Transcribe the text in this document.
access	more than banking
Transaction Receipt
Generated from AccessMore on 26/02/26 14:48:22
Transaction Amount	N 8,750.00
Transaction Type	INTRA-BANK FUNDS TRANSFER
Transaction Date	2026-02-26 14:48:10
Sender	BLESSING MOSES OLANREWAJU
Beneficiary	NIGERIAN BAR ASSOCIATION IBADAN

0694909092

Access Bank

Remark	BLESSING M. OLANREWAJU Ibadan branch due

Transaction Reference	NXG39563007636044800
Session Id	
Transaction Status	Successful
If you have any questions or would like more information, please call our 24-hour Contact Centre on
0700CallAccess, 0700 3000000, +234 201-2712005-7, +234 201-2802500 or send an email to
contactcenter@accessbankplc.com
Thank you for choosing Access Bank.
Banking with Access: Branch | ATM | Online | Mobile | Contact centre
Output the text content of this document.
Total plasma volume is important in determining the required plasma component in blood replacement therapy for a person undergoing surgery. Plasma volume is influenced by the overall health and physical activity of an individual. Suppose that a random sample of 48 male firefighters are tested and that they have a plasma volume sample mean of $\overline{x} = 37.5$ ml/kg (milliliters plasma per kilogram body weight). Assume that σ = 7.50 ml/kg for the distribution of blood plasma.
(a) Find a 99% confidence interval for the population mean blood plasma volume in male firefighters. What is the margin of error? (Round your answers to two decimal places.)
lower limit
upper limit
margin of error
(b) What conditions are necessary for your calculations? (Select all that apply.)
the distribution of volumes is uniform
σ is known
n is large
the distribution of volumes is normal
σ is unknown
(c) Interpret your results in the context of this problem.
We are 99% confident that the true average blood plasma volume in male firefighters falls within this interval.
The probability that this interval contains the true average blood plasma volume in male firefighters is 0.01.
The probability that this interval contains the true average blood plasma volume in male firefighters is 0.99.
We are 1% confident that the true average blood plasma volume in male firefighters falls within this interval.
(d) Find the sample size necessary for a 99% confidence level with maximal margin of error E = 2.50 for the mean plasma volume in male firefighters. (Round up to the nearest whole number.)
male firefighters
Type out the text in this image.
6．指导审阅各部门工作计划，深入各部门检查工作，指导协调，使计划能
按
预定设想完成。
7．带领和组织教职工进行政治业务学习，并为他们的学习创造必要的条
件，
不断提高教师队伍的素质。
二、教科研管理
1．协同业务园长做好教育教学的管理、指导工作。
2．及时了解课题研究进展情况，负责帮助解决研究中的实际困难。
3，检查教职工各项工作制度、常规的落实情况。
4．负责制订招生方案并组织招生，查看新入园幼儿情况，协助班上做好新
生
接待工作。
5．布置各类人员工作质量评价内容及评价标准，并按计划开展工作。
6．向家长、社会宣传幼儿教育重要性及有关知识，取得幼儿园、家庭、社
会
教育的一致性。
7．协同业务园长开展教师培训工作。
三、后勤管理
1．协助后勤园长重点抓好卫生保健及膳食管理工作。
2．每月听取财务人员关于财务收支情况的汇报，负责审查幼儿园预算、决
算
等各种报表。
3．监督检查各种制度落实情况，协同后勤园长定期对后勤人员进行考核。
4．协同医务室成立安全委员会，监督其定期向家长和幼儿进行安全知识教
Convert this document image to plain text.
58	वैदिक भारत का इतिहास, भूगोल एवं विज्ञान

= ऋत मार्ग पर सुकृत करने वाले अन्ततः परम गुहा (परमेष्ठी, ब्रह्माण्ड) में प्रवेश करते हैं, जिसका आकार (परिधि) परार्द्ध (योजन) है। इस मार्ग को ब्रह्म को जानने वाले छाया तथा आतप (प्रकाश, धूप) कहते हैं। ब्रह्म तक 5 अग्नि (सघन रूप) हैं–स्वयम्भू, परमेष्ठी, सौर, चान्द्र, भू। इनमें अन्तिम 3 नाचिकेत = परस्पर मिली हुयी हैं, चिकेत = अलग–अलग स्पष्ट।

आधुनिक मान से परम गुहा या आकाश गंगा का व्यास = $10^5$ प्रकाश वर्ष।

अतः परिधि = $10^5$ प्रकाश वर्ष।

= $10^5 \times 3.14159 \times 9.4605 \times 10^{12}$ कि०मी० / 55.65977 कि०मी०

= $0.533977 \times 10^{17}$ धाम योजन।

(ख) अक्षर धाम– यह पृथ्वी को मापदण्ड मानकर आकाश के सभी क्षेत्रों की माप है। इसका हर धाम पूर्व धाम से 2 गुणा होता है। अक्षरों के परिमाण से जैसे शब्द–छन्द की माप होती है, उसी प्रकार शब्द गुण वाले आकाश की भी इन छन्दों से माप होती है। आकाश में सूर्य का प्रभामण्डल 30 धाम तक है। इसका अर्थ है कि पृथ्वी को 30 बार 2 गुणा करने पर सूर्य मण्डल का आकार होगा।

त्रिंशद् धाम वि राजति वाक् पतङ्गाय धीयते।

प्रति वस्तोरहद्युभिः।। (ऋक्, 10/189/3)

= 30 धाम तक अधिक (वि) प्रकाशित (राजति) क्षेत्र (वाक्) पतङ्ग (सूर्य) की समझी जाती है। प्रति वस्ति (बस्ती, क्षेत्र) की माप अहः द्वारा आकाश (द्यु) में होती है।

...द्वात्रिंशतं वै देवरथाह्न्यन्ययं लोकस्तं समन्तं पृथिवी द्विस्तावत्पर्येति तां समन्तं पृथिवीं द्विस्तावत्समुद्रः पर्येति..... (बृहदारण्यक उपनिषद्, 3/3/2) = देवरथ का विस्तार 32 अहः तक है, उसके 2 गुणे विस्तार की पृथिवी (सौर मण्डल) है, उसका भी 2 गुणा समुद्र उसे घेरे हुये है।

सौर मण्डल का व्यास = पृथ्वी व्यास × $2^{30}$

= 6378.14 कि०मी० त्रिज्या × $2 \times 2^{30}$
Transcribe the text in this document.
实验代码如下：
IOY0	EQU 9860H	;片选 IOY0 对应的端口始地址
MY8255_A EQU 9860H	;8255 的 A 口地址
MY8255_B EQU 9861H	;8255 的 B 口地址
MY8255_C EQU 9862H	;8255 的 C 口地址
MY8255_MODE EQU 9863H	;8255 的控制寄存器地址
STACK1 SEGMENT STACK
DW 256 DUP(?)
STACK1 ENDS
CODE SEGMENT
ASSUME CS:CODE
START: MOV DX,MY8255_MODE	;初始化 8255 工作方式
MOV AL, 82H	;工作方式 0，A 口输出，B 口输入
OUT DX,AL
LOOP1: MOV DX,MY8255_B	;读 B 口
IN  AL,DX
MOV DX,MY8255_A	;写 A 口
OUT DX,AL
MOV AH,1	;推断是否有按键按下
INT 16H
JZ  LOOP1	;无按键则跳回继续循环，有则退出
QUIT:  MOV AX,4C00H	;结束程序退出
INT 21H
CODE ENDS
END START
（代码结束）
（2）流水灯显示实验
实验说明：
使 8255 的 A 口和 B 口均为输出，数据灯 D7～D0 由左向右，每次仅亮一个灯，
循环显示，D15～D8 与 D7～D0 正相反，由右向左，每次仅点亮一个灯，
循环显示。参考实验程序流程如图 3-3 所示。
▬▬▬▬▬▬
Search the data above for the word "times", then gather each line in which it appears.

**REPLY**
= $10^5 \times 3.14159 \times 9.4605 \times 10^{12}$ कि०मी० / 55.65977 कि०मी०
= $0.533977 \times 10^{17}$ धाम योजन।
= 6378.14 कि०मी० त्रिज्या × $2 \times 2^{30}$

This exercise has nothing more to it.